Retype, word for word, only the lines from the one with "Transcribe the text in this document." through the last line of the data below.
_ _ _
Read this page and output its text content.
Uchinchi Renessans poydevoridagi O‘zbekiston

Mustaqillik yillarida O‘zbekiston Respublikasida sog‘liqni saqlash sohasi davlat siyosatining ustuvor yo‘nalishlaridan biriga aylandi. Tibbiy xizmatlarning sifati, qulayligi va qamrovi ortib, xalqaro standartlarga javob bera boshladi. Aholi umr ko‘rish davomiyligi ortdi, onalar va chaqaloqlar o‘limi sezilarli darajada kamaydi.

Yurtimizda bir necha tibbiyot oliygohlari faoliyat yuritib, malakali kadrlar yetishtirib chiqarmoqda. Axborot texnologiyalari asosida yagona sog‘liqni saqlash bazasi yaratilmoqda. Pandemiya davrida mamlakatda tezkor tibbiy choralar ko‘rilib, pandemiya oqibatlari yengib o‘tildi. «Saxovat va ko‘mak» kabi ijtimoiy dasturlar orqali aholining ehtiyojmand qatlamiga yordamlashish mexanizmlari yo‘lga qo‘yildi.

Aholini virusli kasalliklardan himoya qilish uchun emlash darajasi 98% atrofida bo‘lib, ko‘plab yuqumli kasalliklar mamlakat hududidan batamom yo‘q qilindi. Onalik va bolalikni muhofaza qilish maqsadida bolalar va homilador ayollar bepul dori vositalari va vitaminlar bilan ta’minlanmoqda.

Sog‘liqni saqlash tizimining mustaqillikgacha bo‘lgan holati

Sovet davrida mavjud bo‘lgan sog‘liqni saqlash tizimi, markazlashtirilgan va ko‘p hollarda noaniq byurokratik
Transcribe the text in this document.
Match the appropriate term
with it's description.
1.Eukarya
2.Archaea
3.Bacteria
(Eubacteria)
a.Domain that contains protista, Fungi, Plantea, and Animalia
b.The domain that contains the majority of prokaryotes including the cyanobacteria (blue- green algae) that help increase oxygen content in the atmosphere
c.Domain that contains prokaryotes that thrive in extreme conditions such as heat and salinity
_ _ _
--- RESULT OF THIS TASK ---
Transcribe the text in this document.
Match the appropriate term
with it's description.
1.Eukarya
2.Archaea
3.Bacteria
(Eubacteria)
a.Domain that contains protista, Fungi, Plantea, and Animalia
b.The domain that contains the majority of prokaryotes including the cyanobacteria (blue- green algae) that help increase oxygen content in the atmosphere
c.Domain that contains prokaryotes that thrive in extreme conditions such as heat and salinity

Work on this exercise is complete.